WORK REQUIRED: Present every line in which the string "experiences" appears.
^^^^
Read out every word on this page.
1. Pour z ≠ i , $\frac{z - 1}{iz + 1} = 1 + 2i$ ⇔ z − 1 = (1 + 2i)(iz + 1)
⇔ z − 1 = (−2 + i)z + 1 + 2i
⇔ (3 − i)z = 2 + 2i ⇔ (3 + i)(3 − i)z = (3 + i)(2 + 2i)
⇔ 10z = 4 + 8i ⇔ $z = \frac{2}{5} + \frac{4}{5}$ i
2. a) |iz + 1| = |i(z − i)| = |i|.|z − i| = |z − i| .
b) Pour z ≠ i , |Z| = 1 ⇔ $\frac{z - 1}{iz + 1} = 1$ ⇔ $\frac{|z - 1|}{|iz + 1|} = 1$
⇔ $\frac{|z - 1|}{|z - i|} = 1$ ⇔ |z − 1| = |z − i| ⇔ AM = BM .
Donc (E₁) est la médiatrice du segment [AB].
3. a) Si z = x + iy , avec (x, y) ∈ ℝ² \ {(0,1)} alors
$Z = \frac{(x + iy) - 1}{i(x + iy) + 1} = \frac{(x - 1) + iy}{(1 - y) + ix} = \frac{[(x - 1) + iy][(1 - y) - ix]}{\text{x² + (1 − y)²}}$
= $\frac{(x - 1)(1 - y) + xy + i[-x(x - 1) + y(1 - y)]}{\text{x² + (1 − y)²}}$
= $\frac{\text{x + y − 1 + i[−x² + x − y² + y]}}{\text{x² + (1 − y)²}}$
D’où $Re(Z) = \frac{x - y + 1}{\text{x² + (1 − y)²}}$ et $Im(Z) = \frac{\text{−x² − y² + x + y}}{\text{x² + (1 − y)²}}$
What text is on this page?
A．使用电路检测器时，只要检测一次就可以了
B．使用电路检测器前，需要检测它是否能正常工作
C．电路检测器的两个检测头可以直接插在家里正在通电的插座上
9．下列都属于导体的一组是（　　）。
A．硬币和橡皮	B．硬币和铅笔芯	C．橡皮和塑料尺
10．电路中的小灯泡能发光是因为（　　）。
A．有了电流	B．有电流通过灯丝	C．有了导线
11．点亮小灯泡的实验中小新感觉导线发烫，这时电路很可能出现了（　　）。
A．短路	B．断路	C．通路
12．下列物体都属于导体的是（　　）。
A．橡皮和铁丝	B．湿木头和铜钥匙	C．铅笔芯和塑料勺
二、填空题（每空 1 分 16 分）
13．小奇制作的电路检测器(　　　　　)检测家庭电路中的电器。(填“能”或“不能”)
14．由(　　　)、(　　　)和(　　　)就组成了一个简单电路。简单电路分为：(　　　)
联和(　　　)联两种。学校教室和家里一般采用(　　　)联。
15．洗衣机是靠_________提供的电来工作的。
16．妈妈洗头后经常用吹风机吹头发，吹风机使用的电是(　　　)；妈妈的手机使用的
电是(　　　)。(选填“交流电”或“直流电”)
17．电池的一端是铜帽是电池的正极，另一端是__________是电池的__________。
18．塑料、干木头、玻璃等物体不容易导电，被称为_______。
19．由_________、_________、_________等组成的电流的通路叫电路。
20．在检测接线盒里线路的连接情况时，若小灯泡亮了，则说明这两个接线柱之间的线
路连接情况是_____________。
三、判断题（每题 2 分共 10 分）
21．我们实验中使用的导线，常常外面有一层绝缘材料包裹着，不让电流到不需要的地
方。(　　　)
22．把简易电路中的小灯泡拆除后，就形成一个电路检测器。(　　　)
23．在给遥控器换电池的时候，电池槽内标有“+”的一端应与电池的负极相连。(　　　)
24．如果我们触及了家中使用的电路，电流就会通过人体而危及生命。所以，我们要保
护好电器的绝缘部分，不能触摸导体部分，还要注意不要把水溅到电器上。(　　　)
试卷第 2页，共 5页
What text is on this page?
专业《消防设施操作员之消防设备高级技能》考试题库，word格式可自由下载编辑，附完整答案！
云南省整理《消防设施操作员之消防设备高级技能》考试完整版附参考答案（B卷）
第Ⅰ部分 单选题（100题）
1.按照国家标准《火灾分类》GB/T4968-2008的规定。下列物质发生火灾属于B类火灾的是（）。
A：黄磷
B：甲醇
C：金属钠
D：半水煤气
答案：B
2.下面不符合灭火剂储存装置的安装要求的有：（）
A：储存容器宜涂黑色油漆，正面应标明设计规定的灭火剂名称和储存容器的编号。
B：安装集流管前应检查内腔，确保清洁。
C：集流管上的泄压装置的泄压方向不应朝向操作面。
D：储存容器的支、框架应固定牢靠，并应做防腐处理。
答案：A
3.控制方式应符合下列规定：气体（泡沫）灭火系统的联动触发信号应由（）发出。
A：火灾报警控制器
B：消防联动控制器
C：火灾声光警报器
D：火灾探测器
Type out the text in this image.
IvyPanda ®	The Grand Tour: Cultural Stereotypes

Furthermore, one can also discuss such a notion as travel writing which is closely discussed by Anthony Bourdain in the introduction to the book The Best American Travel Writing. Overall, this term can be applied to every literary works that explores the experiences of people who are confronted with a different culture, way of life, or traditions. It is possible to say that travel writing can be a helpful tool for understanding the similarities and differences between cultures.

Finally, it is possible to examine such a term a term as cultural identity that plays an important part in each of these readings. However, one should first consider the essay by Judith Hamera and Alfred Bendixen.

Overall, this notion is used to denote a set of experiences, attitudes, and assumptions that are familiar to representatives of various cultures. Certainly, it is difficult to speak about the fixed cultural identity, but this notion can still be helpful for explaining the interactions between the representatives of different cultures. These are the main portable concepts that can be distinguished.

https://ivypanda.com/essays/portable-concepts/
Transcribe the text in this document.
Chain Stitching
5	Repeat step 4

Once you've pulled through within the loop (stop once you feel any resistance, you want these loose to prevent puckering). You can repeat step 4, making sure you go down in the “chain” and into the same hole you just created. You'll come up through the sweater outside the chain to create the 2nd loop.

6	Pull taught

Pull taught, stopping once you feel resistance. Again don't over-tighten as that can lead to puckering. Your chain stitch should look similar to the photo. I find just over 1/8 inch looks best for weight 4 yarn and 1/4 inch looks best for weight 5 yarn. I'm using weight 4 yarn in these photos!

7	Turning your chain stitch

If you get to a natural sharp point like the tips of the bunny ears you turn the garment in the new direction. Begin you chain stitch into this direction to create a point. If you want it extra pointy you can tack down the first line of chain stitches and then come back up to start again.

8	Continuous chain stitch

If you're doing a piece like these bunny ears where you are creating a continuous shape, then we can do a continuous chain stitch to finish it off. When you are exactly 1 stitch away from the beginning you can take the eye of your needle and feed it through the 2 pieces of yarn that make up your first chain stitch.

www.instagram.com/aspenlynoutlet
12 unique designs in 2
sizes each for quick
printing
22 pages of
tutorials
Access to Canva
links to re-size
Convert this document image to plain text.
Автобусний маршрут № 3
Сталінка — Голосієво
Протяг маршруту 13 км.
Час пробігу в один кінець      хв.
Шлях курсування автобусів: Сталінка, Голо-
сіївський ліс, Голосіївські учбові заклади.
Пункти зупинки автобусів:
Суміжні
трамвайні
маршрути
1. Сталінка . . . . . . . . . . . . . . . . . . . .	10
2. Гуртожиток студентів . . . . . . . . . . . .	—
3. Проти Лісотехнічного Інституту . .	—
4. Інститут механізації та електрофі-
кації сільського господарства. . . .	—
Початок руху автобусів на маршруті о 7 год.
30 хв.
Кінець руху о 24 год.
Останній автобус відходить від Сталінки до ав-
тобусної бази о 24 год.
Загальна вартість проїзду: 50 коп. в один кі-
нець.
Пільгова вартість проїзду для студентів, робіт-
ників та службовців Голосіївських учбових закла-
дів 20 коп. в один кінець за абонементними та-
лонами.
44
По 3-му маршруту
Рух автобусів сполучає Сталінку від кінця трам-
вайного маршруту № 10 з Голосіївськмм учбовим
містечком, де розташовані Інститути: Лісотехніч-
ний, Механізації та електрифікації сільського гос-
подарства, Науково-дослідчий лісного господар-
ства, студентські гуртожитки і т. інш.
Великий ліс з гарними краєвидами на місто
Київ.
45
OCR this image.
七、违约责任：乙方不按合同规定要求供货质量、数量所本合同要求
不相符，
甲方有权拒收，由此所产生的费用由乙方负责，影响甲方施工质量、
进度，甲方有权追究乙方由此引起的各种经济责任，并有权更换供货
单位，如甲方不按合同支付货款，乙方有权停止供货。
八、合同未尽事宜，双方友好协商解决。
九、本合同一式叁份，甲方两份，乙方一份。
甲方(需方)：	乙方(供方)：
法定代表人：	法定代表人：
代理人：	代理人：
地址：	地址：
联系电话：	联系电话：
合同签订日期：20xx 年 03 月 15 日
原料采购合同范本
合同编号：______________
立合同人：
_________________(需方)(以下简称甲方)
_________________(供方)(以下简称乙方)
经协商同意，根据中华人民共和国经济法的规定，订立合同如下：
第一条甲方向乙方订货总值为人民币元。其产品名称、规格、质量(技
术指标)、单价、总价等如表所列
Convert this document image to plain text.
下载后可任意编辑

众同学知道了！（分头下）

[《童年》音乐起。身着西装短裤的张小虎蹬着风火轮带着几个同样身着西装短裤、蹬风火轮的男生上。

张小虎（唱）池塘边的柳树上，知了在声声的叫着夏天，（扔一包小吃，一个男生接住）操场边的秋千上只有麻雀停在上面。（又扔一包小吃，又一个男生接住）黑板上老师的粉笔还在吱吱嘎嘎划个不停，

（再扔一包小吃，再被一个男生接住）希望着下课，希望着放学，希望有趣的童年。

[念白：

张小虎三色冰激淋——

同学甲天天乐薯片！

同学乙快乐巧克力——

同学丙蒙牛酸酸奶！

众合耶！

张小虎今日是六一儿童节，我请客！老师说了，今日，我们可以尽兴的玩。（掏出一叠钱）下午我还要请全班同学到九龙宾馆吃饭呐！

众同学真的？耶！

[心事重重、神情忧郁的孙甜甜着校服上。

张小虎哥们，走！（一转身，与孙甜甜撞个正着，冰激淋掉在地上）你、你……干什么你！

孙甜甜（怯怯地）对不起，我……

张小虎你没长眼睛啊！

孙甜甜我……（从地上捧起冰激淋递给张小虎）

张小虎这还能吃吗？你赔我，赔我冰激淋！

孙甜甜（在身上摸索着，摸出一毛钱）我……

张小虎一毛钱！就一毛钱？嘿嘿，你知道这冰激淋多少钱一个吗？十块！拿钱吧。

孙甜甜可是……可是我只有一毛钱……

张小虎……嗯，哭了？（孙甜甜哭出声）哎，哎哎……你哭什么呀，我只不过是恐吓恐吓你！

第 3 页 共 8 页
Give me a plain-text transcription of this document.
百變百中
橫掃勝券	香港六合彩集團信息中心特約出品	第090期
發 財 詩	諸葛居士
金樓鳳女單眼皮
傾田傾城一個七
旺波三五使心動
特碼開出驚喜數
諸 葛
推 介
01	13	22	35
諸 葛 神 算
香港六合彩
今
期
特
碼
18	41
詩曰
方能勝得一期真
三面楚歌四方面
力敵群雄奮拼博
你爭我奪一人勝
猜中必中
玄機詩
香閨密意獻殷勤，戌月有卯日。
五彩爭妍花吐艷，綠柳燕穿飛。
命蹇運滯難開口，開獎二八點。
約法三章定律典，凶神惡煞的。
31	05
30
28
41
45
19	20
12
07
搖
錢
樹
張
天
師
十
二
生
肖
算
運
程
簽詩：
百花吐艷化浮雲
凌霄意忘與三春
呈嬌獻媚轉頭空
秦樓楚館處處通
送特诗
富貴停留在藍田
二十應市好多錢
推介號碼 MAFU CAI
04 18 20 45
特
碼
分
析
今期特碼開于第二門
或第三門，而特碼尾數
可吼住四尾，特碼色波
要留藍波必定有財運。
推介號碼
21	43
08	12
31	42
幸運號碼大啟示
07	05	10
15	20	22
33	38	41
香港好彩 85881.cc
^^^^
RESULT:
Furthermore, one can also discuss such a notion as travel writing which is closely discussed by Anthony Bourdain in the introduction to the book The Best American Travel Writing. Overall, this term can be applied to every literary works that explores the experiences of people who are confronted with a different culture, way of life, or traditions. It is possible to say that travel writing can be a helpful tool for understanding the similarities and differences between cultures.
Overall, this notion is used to denote a set of experiences, attitudes, and assumptions that are familiar to representatives of various cultures. Certainly, it is difficult to speak about the fixed cultural identity, but this notion can still be helpful for explaining the interactions between the representatives of different cultures. These are the main portable concepts that can be distinguished.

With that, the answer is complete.